▶ Task brief
In how many lines of the data does the word "Send" appear? Give the number by itself.
━━━━
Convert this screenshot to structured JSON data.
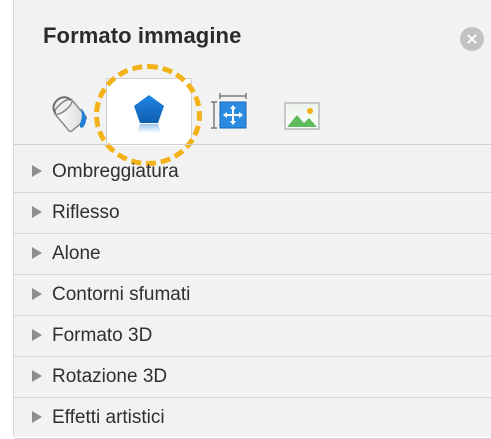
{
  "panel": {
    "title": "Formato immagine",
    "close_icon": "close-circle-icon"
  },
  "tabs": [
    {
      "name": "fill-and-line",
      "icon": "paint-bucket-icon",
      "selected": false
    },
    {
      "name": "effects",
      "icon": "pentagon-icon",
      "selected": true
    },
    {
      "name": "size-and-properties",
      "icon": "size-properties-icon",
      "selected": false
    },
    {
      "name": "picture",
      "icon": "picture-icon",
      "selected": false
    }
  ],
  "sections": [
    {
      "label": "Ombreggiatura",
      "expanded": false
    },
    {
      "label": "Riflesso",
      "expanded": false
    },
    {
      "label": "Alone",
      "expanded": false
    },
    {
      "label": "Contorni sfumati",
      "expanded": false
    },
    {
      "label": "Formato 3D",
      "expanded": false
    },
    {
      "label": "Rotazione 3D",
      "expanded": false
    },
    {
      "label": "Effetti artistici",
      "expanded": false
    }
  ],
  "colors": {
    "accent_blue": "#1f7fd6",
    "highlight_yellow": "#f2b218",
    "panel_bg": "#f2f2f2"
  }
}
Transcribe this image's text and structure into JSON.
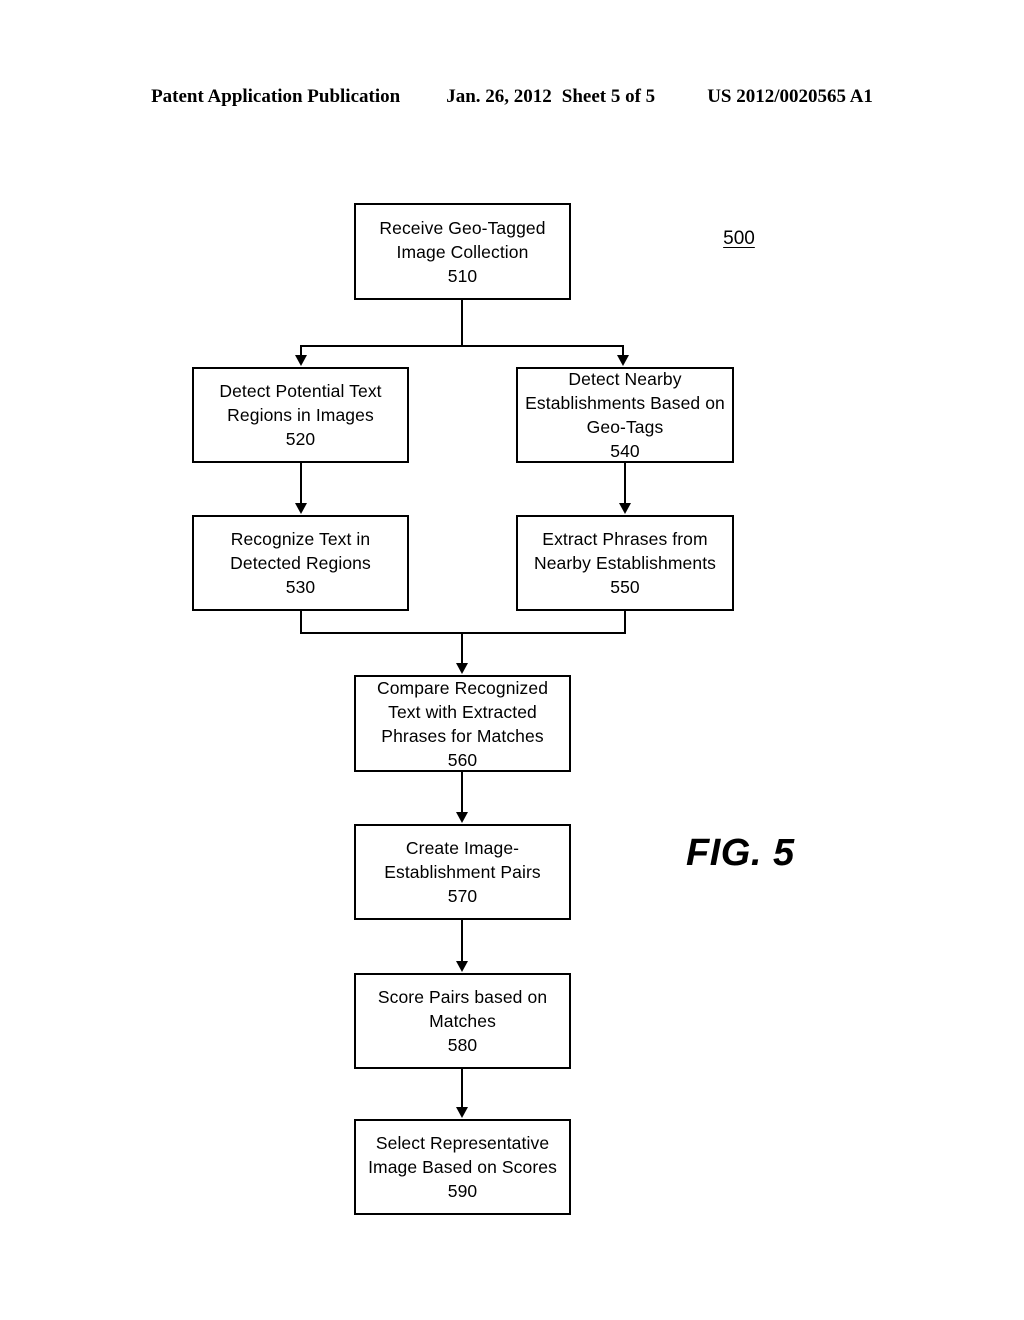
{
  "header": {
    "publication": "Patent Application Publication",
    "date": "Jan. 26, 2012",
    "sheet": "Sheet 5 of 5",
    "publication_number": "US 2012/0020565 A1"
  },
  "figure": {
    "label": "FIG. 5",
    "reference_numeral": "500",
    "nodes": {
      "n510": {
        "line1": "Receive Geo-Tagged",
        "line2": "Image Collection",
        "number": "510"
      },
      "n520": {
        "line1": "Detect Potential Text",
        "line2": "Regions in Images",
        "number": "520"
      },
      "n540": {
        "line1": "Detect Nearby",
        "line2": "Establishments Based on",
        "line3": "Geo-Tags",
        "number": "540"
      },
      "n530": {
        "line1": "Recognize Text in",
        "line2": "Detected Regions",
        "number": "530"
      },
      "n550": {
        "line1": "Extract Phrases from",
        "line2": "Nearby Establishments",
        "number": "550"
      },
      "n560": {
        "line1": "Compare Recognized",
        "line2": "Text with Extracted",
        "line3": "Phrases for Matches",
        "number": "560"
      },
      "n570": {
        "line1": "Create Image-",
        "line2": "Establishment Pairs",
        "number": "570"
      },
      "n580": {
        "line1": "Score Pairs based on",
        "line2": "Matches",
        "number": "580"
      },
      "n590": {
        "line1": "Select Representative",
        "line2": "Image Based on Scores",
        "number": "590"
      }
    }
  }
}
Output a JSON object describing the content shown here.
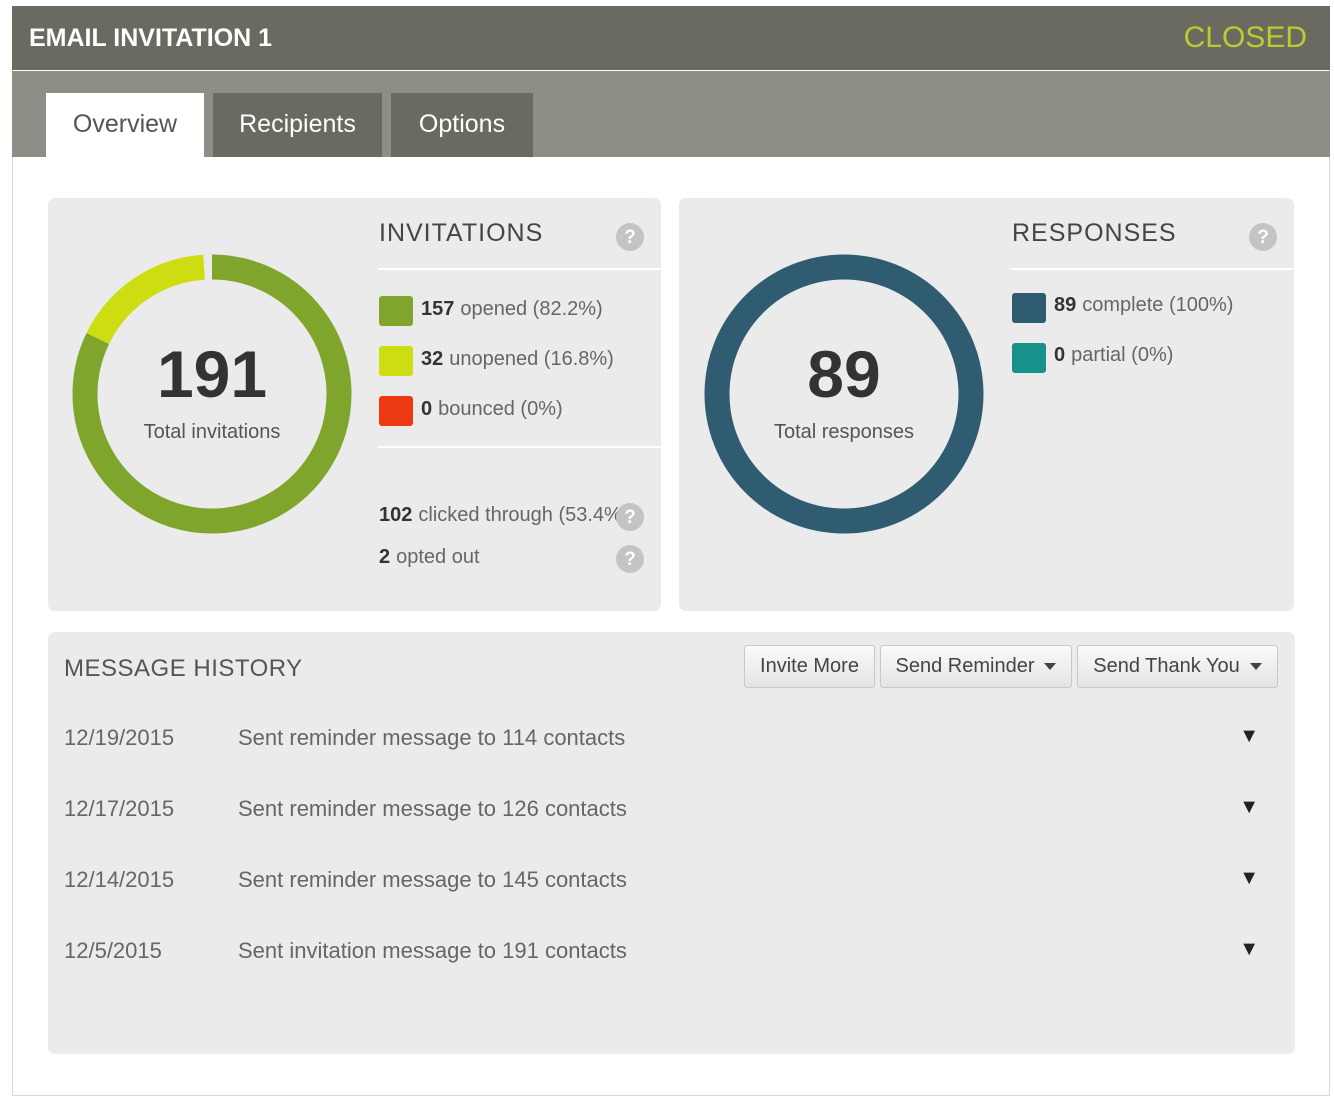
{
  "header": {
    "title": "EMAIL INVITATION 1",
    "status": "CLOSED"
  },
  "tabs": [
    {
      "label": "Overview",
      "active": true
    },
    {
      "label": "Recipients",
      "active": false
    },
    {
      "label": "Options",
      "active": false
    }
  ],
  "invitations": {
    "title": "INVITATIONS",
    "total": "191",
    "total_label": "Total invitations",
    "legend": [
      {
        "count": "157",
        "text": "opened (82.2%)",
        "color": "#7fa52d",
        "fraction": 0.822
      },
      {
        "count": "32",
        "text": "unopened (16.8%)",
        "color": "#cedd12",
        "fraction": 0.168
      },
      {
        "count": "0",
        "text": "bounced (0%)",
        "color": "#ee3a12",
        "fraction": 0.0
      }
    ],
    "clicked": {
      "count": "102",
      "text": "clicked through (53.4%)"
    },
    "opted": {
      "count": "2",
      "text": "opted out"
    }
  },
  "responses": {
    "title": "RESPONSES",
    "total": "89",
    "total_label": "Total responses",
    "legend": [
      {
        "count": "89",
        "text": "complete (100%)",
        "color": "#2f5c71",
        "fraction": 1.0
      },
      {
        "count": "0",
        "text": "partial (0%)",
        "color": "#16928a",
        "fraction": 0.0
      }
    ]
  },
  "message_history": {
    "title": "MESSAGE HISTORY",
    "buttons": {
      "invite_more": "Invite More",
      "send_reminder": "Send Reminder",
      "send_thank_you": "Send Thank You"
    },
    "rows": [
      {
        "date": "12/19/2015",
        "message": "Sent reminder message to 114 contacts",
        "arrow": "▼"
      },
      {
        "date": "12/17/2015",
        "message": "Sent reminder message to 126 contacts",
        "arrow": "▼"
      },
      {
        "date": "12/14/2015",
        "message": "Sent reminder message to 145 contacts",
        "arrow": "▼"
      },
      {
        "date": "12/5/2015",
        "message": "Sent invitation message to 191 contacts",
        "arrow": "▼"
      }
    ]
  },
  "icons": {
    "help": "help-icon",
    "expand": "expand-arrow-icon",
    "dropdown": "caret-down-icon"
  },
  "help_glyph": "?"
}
━━━━
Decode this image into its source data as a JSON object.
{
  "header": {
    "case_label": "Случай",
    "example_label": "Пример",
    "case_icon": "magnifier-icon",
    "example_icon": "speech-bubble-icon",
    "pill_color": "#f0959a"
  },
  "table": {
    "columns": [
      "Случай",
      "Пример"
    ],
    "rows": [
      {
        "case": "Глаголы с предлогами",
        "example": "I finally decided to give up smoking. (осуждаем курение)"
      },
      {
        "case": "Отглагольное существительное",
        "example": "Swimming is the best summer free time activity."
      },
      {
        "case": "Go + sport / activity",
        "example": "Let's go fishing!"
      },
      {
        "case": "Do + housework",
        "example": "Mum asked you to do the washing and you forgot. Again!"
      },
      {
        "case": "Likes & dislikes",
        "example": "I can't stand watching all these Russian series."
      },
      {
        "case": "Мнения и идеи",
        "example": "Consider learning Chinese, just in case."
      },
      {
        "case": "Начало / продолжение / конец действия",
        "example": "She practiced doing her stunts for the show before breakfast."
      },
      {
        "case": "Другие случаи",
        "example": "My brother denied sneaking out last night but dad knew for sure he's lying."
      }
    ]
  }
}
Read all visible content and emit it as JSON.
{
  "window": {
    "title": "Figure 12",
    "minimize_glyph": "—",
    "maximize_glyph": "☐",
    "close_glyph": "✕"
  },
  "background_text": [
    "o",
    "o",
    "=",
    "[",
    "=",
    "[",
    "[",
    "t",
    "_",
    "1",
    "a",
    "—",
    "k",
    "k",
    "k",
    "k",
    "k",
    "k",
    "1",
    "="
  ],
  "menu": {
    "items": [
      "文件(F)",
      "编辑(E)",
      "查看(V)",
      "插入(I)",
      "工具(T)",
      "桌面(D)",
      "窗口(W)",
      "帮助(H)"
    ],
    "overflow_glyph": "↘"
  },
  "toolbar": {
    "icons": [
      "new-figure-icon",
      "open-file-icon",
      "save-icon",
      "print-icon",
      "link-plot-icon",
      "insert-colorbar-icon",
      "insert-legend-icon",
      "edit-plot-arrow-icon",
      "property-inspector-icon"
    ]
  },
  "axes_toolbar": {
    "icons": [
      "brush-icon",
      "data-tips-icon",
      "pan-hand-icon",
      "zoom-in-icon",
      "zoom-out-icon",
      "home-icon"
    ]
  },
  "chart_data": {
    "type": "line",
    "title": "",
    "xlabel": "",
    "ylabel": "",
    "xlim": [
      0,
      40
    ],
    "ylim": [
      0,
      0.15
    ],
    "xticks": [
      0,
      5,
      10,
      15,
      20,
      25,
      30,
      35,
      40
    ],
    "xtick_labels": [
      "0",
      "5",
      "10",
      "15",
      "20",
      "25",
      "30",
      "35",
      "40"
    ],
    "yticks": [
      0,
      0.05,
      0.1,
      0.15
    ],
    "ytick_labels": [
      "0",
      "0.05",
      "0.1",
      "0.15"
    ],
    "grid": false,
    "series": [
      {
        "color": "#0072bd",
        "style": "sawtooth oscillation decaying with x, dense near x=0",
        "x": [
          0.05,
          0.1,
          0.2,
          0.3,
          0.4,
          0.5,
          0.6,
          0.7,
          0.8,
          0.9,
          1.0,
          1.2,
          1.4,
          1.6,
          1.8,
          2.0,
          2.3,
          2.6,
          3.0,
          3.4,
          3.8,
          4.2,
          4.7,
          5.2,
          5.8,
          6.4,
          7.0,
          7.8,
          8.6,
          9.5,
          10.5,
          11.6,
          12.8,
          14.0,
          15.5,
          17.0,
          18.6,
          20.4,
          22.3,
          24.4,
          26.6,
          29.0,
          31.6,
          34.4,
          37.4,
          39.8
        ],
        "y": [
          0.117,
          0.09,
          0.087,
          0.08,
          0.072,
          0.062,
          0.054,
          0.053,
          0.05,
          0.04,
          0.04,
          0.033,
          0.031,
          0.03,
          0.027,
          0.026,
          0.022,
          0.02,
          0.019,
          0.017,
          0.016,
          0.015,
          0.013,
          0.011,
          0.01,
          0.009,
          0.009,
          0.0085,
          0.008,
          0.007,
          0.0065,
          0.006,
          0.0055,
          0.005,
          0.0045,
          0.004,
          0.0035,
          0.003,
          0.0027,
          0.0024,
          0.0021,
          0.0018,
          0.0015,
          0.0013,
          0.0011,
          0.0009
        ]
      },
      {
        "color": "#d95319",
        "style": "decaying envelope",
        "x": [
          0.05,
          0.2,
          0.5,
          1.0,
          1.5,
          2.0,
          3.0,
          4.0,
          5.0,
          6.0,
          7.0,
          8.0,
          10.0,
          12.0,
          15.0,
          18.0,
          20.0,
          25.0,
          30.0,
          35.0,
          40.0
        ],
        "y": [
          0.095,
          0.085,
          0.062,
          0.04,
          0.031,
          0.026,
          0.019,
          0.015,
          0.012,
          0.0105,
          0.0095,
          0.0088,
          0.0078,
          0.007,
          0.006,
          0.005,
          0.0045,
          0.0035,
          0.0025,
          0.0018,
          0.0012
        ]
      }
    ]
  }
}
━━━━
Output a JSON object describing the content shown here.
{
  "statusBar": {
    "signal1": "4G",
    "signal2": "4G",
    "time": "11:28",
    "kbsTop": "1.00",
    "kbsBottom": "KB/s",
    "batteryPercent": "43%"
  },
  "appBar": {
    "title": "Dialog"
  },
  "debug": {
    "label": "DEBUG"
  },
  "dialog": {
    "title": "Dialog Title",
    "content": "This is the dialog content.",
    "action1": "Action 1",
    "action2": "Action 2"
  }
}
━━━━
▶ Exercise result
2